### What is being asked
Filter this data down to the lines that hold "upto", and copy them.

(Data entries)
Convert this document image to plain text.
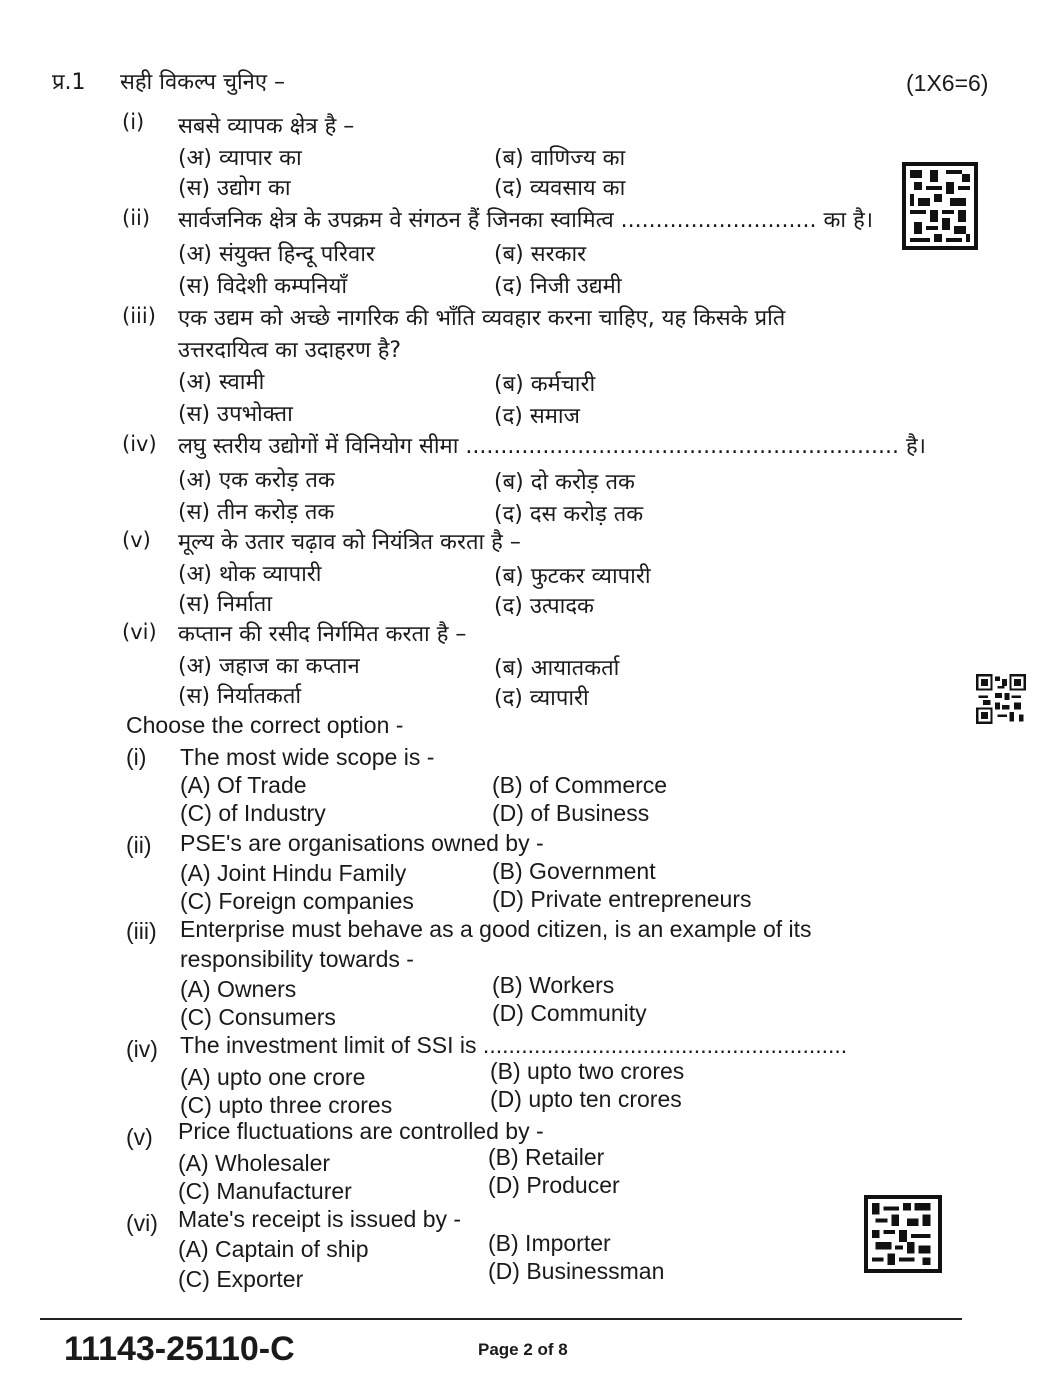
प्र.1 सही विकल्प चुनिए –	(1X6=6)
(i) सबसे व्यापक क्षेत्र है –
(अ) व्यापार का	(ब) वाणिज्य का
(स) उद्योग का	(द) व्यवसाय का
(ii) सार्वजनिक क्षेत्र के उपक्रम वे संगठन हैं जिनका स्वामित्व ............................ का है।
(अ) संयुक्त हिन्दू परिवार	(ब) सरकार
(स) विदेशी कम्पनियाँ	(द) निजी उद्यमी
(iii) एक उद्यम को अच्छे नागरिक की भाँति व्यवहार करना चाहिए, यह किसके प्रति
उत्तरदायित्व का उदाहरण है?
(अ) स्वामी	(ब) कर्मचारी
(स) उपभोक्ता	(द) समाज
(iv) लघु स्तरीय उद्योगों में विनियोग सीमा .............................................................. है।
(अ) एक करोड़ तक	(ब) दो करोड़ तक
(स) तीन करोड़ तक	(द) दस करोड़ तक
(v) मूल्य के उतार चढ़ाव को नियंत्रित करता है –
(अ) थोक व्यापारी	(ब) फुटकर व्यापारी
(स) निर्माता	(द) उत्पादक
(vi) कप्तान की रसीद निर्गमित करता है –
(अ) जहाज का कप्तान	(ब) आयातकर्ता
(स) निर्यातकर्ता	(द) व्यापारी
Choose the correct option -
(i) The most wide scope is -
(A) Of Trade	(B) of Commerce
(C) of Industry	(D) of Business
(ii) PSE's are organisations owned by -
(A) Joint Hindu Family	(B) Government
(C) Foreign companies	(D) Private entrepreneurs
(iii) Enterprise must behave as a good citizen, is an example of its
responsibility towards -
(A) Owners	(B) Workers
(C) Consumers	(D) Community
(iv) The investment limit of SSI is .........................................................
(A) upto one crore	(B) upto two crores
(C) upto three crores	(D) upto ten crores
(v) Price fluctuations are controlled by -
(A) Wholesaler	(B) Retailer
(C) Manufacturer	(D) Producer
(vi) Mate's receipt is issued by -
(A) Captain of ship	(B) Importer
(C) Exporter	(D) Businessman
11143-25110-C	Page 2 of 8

* * *

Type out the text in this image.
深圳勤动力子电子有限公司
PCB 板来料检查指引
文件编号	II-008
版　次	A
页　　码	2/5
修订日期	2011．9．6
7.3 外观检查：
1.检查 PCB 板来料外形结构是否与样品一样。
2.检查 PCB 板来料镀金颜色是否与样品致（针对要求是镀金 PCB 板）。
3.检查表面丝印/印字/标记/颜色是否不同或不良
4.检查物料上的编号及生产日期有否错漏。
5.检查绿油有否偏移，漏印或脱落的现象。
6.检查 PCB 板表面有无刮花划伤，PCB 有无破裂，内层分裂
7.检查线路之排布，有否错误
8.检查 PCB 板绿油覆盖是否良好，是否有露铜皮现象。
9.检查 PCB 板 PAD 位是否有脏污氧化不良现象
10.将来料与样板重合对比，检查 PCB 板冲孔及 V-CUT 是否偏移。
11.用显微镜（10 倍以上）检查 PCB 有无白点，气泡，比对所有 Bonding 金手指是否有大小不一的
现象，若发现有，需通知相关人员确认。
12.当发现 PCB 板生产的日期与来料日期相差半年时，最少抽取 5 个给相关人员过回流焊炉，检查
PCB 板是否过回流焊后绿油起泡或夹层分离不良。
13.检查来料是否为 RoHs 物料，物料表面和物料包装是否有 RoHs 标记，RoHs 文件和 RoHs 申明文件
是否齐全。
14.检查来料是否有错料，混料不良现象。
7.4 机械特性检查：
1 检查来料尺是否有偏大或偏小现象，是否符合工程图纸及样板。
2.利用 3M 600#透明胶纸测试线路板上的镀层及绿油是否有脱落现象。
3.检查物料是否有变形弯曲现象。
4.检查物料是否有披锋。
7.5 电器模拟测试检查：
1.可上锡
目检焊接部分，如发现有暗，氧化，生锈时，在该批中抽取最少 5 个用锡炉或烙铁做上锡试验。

### Exercise response
(A) upto one crore	(B) upto two crores
(C) upto three crores	(D) upto ten crores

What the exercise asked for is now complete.